What to produce:
Write out the material exactly, without any of its pictures.

Data for processing:
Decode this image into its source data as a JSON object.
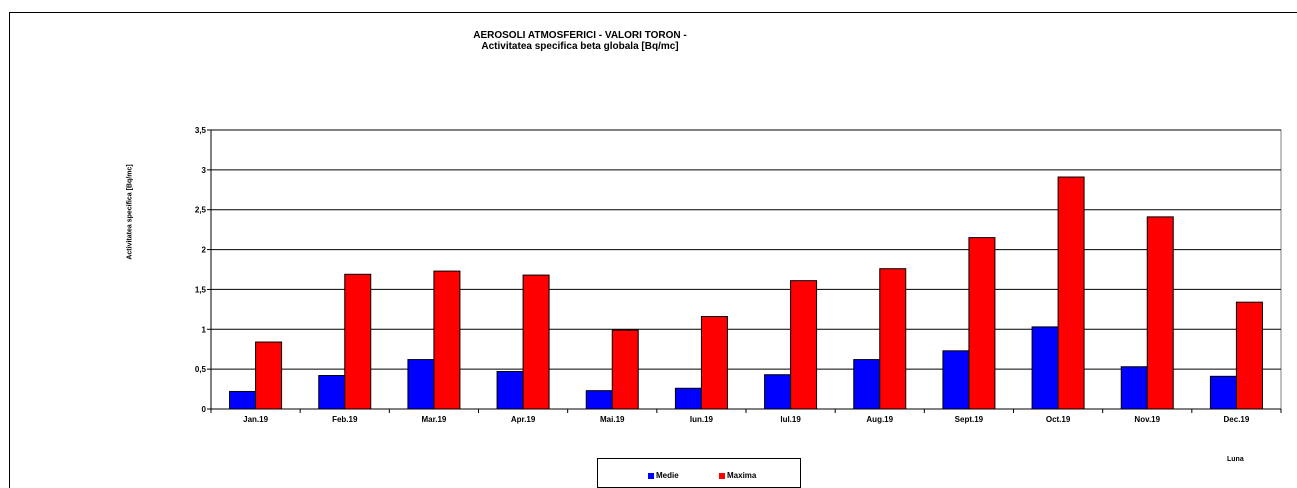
{
  "chart_data": {
    "type": "bar",
    "title": "AEROSOLI ATMOSFERICI - VALORI TORON -",
    "subtitle": "Activitatea specifica beta globala [Bq/mc]",
    "xlabel": "Luna",
    "ylabel": "Activitatea specifica [Bq/mc]",
    "ylim": [
      0,
      3.5
    ],
    "yticks": [
      "0",
      "0,5",
      "1",
      "1,5",
      "2",
      "2,5",
      "3",
      "3,5"
    ],
    "grid": true,
    "legend_position": "bottom",
    "categories": [
      "Jan.19",
      "Feb.19",
      "Mar.19",
      "Apr.19",
      "Mai.19",
      "Iun.19",
      "Iul.19",
      "Aug.19",
      "Sept.19",
      "Oct.19",
      "Nov.19",
      "Dec.19"
    ],
    "series": [
      {
        "name": "Medie",
        "color": "#0000ff",
        "values": [
          0.22,
          0.42,
          0.62,
          0.47,
          0.23,
          0.26,
          0.43,
          0.62,
          0.73,
          1.03,
          0.53,
          0.41
        ]
      },
      {
        "name": "Maxima",
        "color": "#ff0000",
        "values": [
          0.84,
          1.69,
          1.73,
          1.68,
          0.99,
          1.16,
          1.61,
          1.76,
          2.15,
          2.91,
          2.41,
          1.34
        ]
      }
    ]
  }
}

Written answer:
Decode this image into its source data as a JSON object.
{
  "chart_data": {
    "type": "bar",
    "title": "AEROSOLI ATMOSFERICI - VALORI TORON -",
    "subtitle": "Activitatea specifica beta globala [Bq/mc]",
    "xlabel": "Luna",
    "ylabel": "Activitatea specifica [Bq/mc]",
    "ylim": [
      0,
      3.5
    ],
    "yticks": [
      "0",
      "0,5",
      "1",
      "1,5",
      "2",
      "2,5",
      "3",
      "3,5"
    ],
    "grid": true,
    "legend_position": "bottom",
    "categories": [
      "Jan.19",
      "Feb.19",
      "Mar.19",
      "Apr.19",
      "Mai.19",
      "Iun.19",
      "Iul.19",
      "Aug.19",
      "Sept.19",
      "Oct.19",
      "Nov.19",
      "Dec.19"
    ],
    "series": [
      {
        "name": "Medie",
        "color": "#0000ff",
        "values": [
          0.22,
          0.42,
          0.62,
          0.47,
          0.23,
          0.26,
          0.43,
          0.62,
          0.73,
          1.03,
          0.53,
          0.41
        ]
      },
      {
        "name": "Maxima",
        "color": "#ff0000",
        "values": [
          0.84,
          1.69,
          1.73,
          1.68,
          0.99,
          1.16,
          1.61,
          1.76,
          2.15,
          2.91,
          2.41,
          1.34
        ]
      }
    ]
  }
}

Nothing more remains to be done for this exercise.